Records from a dataset:
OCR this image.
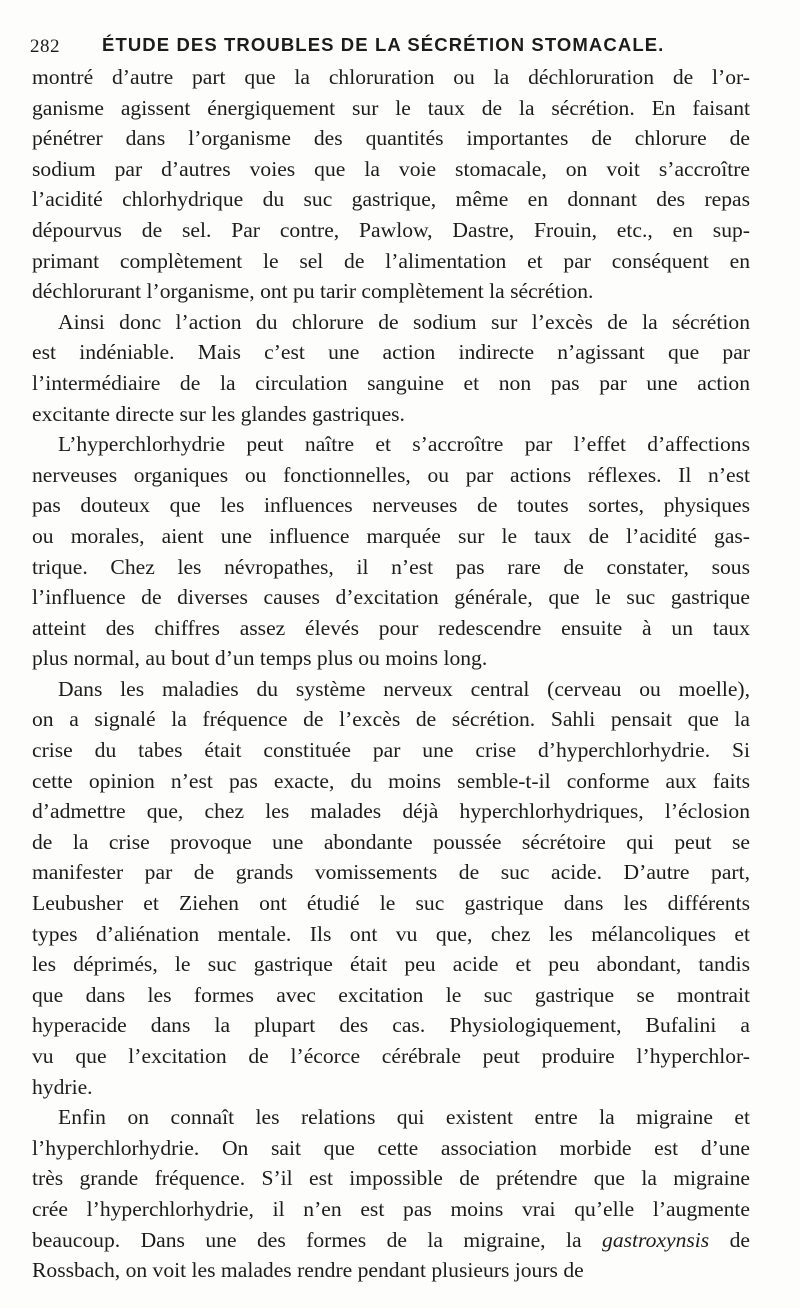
282 ÉTUDE DES TROUBLES DE LA SÉCRÉTION STOMACALE.
montré d’autre part que la chloruration ou la déchloruration de l’or-
ganisme agissent énergiquement sur le taux de la sécrétion. En faisant
pénétrer dans l’organisme des quantités importantes de chlorure de
sodium par d’autres voies que la voie stomacale, on voit s’accroître
l’acidité chlorhydrique du suc gastrique, même en donnant des repas
dépourvus de sel. Par contre, Pawlow, Dastre, Frouin, etc., en sup-
primant complètement le sel de l’alimentation et par conséquent en
déchlorurant l’organisme, ont pu tarir complètement la sécrétion.
Ainsi donc l’action du chlorure de sodium sur l’excès de la sécrétion
est indéniable. Mais c’est une action indirecte n’agissant que par
l’intermédiaire de la circulation sanguine et non pas par une action
excitante directe sur les glandes gastriques.
L’hyperchlorhydrie peut naître et s’accroître par l’effet d’affections
nerveuses organiques ou fonctionnelles, ou par actions réflexes. Il n’est
pas douteux que les influences nerveuses de toutes sortes, physiques
ou morales, aient une influence marquée sur le taux de l’acidité gas-
trique. Chez les névropathes, il n’est pas rare de constater, sous
l’influence de diverses causes d’excitation générale, que le suc gastrique
atteint des chiffres assez élevés pour redescendre ensuite à un taux
plus normal, au bout d’un temps plus ou moins long.
Dans les maladies du système nerveux central (cerveau ou moelle),
on a signalé la fréquence de l’excès de sécrétion. Sahli pensait que la
crise du tabes était constituée par une crise d’hyperchlorhydrie. Si
cette opinion n’est pas exacte, du moins semble-t-il conforme aux faits
d’admettre que, chez les malades déjà hyperchlorhydriques, l’éclosion
de la crise provoque une abondante poussée sécrétoire qui peut se
manifester par de grands vomissements de suc acide. D’autre part,
Leubusher et Ziehen ont étudié le suc gastrique dans les différents
types d’aliénation mentale. Ils ont vu que, chez les mélancoliques et
les déprimés, le suc gastrique était peu acide et peu abondant, tandis
que dans les formes avec excitation le suc gastrique se montrait
hyperacide dans la plupart des cas. Physiologiquement, Bufalini a
vu que l’excitation de l’écorce cérébrale peut produire l’hyperchlor-
hydrie.
Enfin on connaît les relations qui existent entre la migraine et
l’hyperchlorhydrie. On sait que cette association morbide est d’une
très grande fréquence. S’il est impossible de prétendre que la migraine
crée l’hyperchlorhydrie, il n’en est pas moins vrai qu’elle l’augmente
beaucoup. Dans une des formes de la migraine, la gastroxynsis de
Rossbach, on voit les malades rendre pendant plusieurs jours de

_Stated exercise_: Copy all lines from the entries that contain the word "peut".

_Output of the task_:
L’hyperchlorhydrie peut naître et s’accroître par l’effet d’affections
de la crise provoque une abondante poussée sécrétoire qui peut se
vu que l’excitation de l’écorce cérébrale peut produire l’hyperchlor-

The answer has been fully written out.